--- BEGIN ---

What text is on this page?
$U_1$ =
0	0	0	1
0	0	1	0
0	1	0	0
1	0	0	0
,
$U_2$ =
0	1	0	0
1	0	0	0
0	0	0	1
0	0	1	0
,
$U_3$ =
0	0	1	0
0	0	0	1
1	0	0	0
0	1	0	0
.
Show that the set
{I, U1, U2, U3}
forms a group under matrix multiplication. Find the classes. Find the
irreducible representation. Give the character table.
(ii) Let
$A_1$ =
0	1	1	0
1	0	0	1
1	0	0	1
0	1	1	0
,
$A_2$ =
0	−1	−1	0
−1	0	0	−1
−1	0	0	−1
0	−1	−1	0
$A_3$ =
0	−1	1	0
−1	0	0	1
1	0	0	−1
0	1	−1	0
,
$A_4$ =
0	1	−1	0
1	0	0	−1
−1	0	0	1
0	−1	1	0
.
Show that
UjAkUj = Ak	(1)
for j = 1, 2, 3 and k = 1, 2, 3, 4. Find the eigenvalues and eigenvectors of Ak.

--- END ---

**Short task:**
In the material above, how many lines hold the word "Find"? Say only the number.

**Expected answer:**
2